• **WORK INSTRUCTIONS**: Would you transcribe all of the data exactly, down to the last character?

• **PROVIDED INFORMATION**:
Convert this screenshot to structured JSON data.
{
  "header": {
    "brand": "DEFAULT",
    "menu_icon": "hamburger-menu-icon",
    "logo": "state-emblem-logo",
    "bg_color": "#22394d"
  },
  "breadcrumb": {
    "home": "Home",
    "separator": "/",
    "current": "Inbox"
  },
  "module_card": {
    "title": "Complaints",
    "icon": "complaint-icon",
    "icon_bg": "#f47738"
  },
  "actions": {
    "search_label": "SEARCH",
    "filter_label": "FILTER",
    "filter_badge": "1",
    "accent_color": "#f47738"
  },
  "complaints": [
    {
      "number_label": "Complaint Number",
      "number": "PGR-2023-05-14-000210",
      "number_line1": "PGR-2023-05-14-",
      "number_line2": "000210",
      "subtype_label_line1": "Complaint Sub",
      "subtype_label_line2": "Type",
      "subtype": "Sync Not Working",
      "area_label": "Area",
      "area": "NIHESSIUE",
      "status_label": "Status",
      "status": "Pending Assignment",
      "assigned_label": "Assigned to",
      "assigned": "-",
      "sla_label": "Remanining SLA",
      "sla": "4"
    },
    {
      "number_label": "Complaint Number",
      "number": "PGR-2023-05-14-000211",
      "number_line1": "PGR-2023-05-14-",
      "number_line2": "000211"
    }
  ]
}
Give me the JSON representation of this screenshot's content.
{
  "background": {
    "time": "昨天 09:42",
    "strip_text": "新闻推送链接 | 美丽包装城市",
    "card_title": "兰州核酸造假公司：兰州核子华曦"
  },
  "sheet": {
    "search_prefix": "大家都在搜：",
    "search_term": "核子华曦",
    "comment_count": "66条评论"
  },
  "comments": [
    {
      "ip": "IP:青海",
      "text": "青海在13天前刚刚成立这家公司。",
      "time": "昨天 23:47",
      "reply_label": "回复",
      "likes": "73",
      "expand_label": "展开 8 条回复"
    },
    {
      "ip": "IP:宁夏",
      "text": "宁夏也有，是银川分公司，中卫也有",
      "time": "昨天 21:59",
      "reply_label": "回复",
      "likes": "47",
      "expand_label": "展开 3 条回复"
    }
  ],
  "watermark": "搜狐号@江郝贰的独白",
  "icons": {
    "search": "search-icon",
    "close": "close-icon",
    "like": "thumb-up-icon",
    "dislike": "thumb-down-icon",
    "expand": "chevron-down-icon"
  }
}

• **WRITTEN REPLY**:
Convert this screenshot to structured JSON data.
{
  "header": {
    "brand": "DEFAULT",
    "menu_icon": "hamburger-menu-icon",
    "logo": "state-emblem-logo",
    "bg_color": "#22394d"
  },
  "breadcrumb": {
    "home": "Home",
    "separator": "/",
    "current": "Inbox"
  },
  "module_card": {
    "title": "Complaints",
    "icon": "complaint-icon",
    "icon_bg": "#f47738"
  },
  "actions": {
    "search_label": "SEARCH",
    "filter_label": "FILTER",
    "filter_badge": "1",
    "accent_color": "#f47738"
  },
  "complaints": [
    {
      "number_label": "Complaint Number",
      "number": "PGR-2023-05-14-000210",
      "number_line1": "PGR-2023-05-14-",
      "number_line2": "000210",
      "subtype_label_line1": "Complaint Sub",
      "subtype_label_line2": "Type",
      "subtype": "Sync Not Working",
      "area_label": "Area",
      "area": "NIHESSIUE",
      "status_label": "Status",
      "status": "Pending Assignment",
      "assigned_label": "Assigned to",
      "assigned": "-",
      "sla_label": "Remanining SLA",
      "sla": "4"
    },
    {
      "number_label": "Complaint Number",
      "number": "PGR-2023-05-14-000211",
      "number_line1": "PGR-2023-05-14-",
      "number_line2": "000211"
    }
  ]
}
Give me the JSON representation of this screenshot's content.
{
  "background": {
    "time": "昨天 09:42",
    "strip_text": "新闻推送链接 | 美丽包装城市",
    "card_title": "兰州核酸造假公司：兰州核子华曦"
  },
  "sheet": {
    "search_prefix": "大家都在搜：",
    "search_term": "核子华曦",
    "comment_count": "66条评论"
  },
  "comments": [
    {
      "ip": "IP:青海",
      "text": "青海在13天前刚刚成立这家公司。",
      "time": "昨天 23:47",
      "reply_label": "回复",
      "likes": "73",
      "expand_label": "展开 8 条回复"
    },
    {
      "ip": "IP:宁夏",
      "text": "宁夏也有，是银川分公司，中卫也有",
      "time": "昨天 21:59",
      "reply_label": "回复",
      "likes": "47",
      "expand_label": "展开 3 条回复"
    }
  ],
  "watermark": "搜狐号@江郝贰的独白",
  "icons": {
    "search": "search-icon",
    "close": "close-icon",
    "like": "thumb-up-icon",
    "dislike": "thumb-down-icon",
    "expand": "chevron-down-icon"
  }
}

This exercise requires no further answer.